DO THIS
Pictures don't belong in the copy; print all the records exactly.

(Dataset items)
═══
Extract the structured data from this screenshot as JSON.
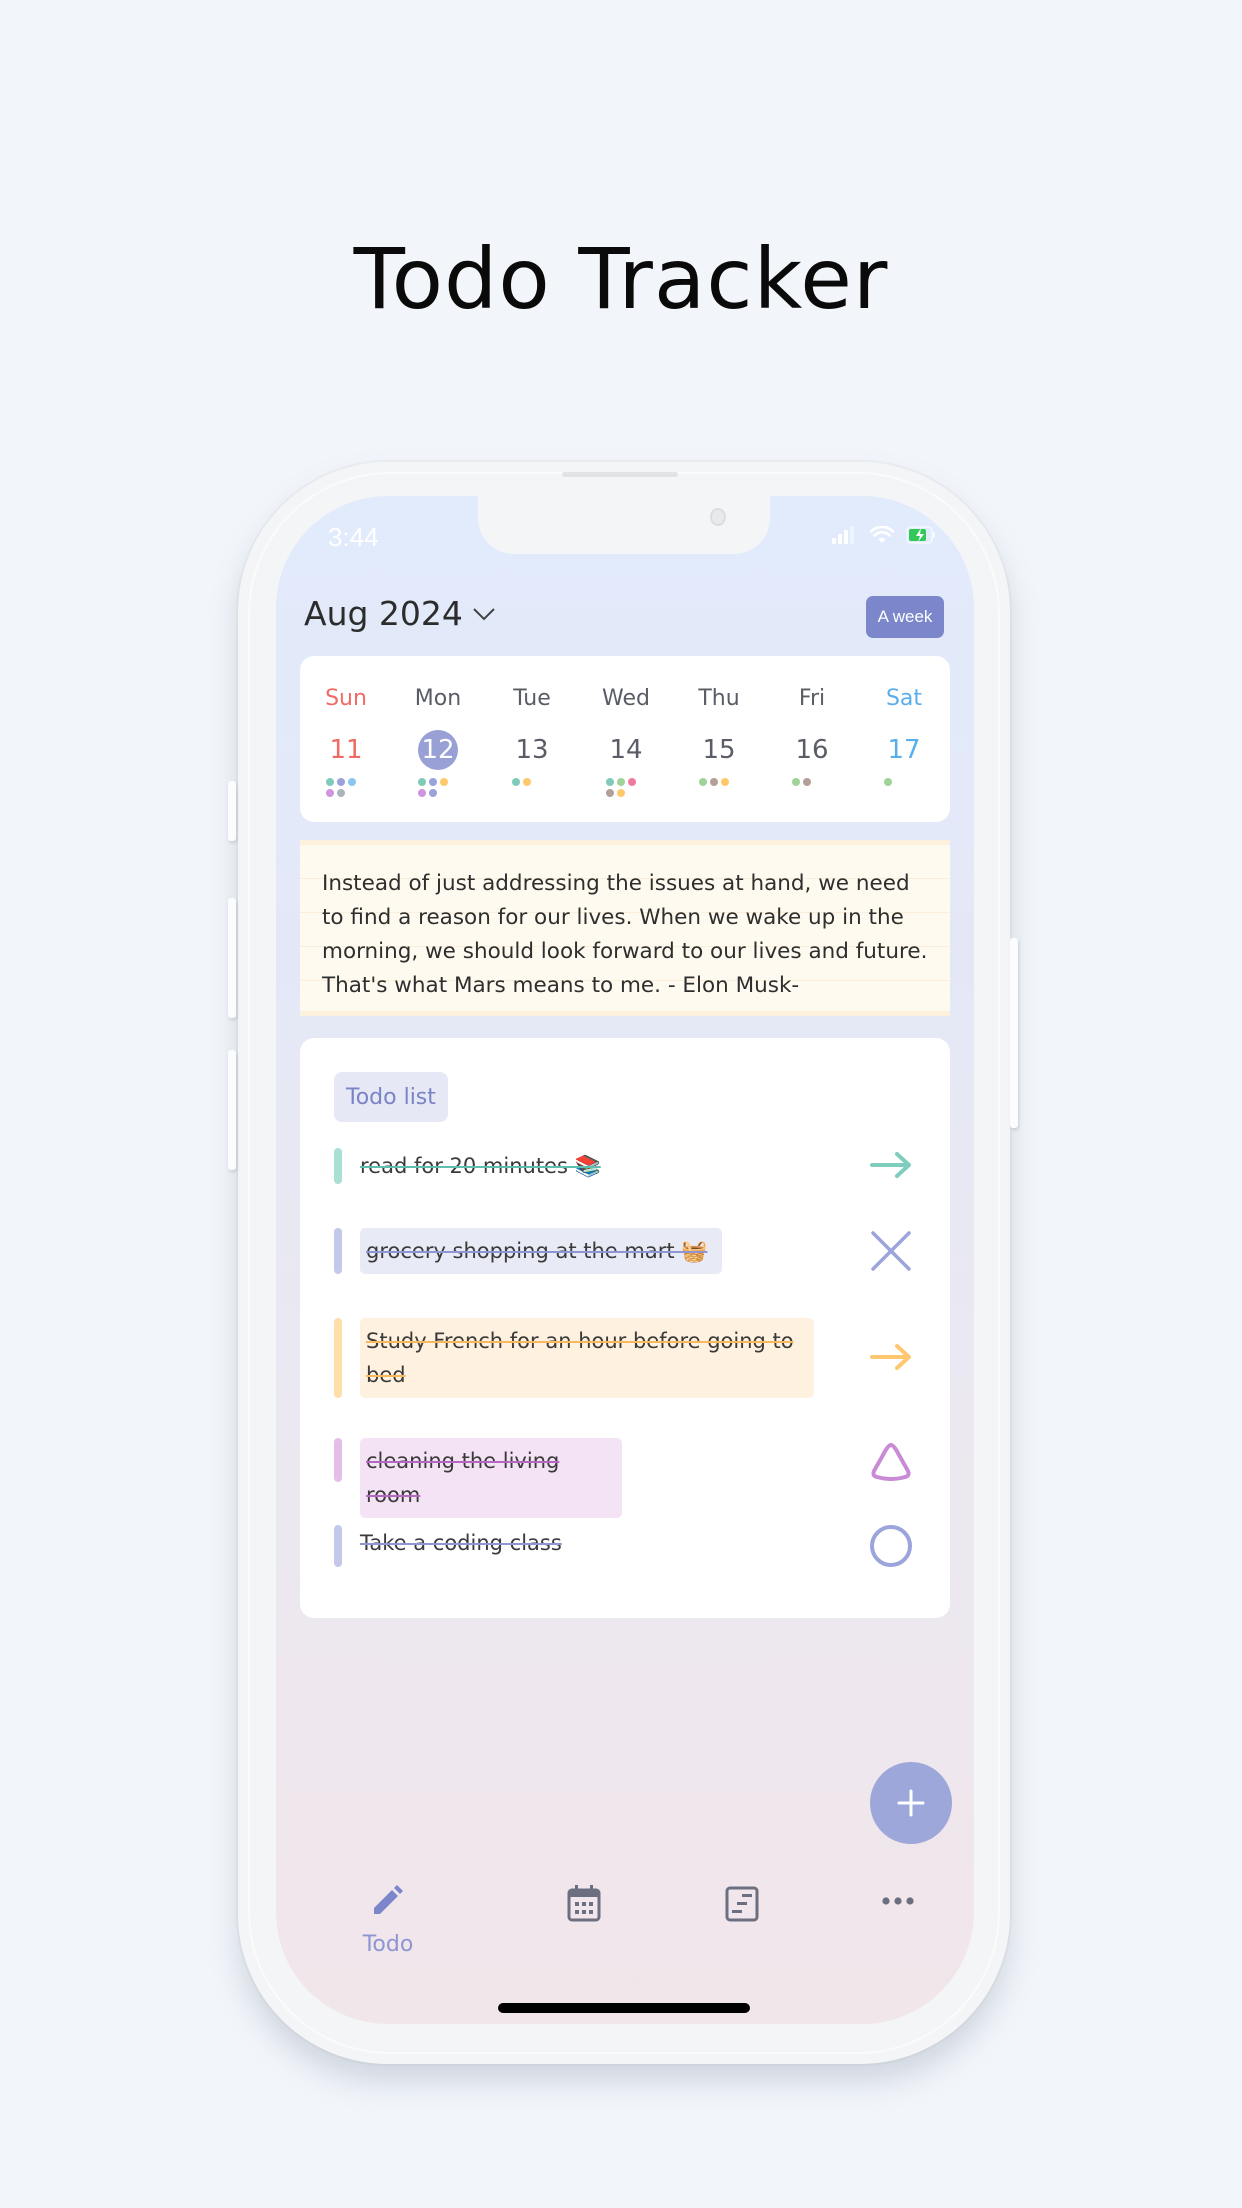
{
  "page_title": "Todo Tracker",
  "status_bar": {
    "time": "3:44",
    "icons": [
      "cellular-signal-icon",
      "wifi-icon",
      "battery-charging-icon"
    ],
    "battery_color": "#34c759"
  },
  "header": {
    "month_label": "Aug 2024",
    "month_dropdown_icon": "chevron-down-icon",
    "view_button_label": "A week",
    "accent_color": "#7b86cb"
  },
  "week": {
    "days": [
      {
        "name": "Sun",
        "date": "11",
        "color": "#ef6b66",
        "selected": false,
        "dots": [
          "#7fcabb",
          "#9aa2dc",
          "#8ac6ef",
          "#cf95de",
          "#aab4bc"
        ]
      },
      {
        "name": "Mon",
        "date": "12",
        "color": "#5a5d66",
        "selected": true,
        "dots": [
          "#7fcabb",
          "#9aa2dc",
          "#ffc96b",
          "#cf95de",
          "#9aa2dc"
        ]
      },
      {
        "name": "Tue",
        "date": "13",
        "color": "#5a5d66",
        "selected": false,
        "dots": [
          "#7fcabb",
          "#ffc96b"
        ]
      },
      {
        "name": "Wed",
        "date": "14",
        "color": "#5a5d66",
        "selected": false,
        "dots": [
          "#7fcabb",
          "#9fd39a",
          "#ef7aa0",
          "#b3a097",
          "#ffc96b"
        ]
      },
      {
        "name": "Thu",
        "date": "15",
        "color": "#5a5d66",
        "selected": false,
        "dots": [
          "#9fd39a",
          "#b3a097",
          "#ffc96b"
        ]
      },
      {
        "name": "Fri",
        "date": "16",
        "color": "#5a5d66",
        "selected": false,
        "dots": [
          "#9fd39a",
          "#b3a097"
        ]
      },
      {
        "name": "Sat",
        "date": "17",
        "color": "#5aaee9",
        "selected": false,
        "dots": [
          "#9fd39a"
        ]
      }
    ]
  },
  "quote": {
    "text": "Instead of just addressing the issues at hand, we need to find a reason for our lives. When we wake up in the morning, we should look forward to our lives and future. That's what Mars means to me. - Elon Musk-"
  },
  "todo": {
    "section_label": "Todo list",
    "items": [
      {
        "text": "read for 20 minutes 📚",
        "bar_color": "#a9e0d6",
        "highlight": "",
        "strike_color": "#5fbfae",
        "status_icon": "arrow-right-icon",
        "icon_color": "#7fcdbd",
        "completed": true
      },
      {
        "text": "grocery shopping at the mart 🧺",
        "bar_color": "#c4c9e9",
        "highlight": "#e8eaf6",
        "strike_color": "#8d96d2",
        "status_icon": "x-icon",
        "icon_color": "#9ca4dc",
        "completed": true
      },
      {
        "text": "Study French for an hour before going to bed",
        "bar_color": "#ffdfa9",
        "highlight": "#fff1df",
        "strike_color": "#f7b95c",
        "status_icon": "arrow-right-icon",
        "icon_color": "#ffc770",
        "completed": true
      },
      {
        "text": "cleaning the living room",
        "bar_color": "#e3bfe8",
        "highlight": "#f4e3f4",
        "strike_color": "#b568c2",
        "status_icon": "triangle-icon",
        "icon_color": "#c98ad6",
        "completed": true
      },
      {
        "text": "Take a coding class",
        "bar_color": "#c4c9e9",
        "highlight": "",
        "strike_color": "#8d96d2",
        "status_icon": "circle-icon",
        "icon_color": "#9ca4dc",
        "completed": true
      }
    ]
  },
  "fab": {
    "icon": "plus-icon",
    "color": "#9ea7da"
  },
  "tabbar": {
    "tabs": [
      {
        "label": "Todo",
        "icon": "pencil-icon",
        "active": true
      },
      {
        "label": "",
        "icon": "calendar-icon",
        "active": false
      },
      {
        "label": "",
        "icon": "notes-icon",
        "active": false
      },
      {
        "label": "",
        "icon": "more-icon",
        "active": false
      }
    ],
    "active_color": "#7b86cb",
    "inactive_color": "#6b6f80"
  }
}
═══
ANSWER FOR THE TASK
Extract the structured data from this screenshot as JSON.
{
  "page_title": "Todo Tracker",
  "status_bar": {
    "time": "3:44",
    "icons": [
      "cellular-signal-icon",
      "wifi-icon",
      "battery-charging-icon"
    ],
    "battery_color": "#34c759"
  },
  "header": {
    "month_label": "Aug 2024",
    "month_dropdown_icon": "chevron-down-icon",
    "view_button_label": "A week",
    "accent_color": "#7b86cb"
  },
  "week": {
    "days": [
      {
        "name": "Sun",
        "date": "11",
        "color": "#ef6b66",
        "selected": false,
        "dots": [
          "#7fcabb",
          "#9aa2dc",
          "#8ac6ef",
          "#cf95de",
          "#aab4bc"
        ]
      },
      {
        "name": "Mon",
        "date": "12",
        "color": "#5a5d66",
        "selected": true,
        "dots": [
          "#7fcabb",
          "#9aa2dc",
          "#ffc96b",
          "#cf95de",
          "#9aa2dc"
        ]
      },
      {
        "name": "Tue",
        "date": "13",
        "color": "#5a5d66",
        "selected": false,
        "dots": [
          "#7fcabb",
          "#ffc96b"
        ]
      },
      {
        "name": "Wed",
        "date": "14",
        "color": "#5a5d66",
        "selected": false,
        "dots": [
          "#7fcabb",
          "#9fd39a",
          "#ef7aa0",
          "#b3a097",
          "#ffc96b"
        ]
      },
      {
        "name": "Thu",
        "date": "15",
        "color": "#5a5d66",
        "selected": false,
        "dots": [
          "#9fd39a",
          "#b3a097",
          "#ffc96b"
        ]
      },
      {
        "name": "Fri",
        "date": "16",
        "color": "#5a5d66",
        "selected": false,
        "dots": [
          "#9fd39a",
          "#b3a097"
        ]
      },
      {
        "name": "Sat",
        "date": "17",
        "color": "#5aaee9",
        "selected": false,
        "dots": [
          "#9fd39a"
        ]
      }
    ]
  },
  "quote": {
    "text": "Instead of just addressing the issues at hand, we need to find a reason for our lives. When we wake up in the morning, we should look forward to our lives and future. That's what Mars means to me. - Elon Musk-"
  },
  "todo": {
    "section_label": "Todo list",
    "items": [
      {
        "text": "read for 20 minutes 📚",
        "bar_color": "#a9e0d6",
        "highlight": "",
        "strike_color": "#5fbfae",
        "status_icon": "arrow-right-icon",
        "icon_color": "#7fcdbd",
        "completed": true
      },
      {
        "text": "grocery shopping at the mart 🧺",
        "bar_color": "#c4c9e9",
        "highlight": "#e8eaf6",
        "strike_color": "#8d96d2",
        "status_icon": "x-icon",
        "icon_color": "#9ca4dc",
        "completed": true
      },
      {
        "text": "Study French for an hour before going to bed",
        "bar_color": "#ffdfa9",
        "highlight": "#fff1df",
        "strike_color": "#f7b95c",
        "status_icon": "arrow-right-icon",
        "icon_color": "#ffc770",
        "completed": true
      },
      {
        "text": "cleaning the living room",
        "bar_color": "#e3bfe8",
        "highlight": "#f4e3f4",
        "strike_color": "#b568c2",
        "status_icon": "triangle-icon",
        "icon_color": "#c98ad6",
        "completed": true
      },
      {
        "text": "Take a coding class",
        "bar_color": "#c4c9e9",
        "highlight": "",
        "strike_color": "#8d96d2",
        "status_icon": "circle-icon",
        "icon_color": "#9ca4dc",
        "completed": true
      }
    ]
  },
  "fab": {
    "icon": "plus-icon",
    "color": "#9ea7da"
  },
  "tabbar": {
    "tabs": [
      {
        "label": "Todo",
        "icon": "pencil-icon",
        "active": true
      },
      {
        "label": "",
        "icon": "calendar-icon",
        "active": false
      },
      {
        "label": "",
        "icon": "notes-icon",
        "active": false
      },
      {
        "label": "",
        "icon": "more-icon",
        "active": false
      }
    ],
    "active_color": "#7b86cb",
    "inactive_color": "#6b6f80"
  }
}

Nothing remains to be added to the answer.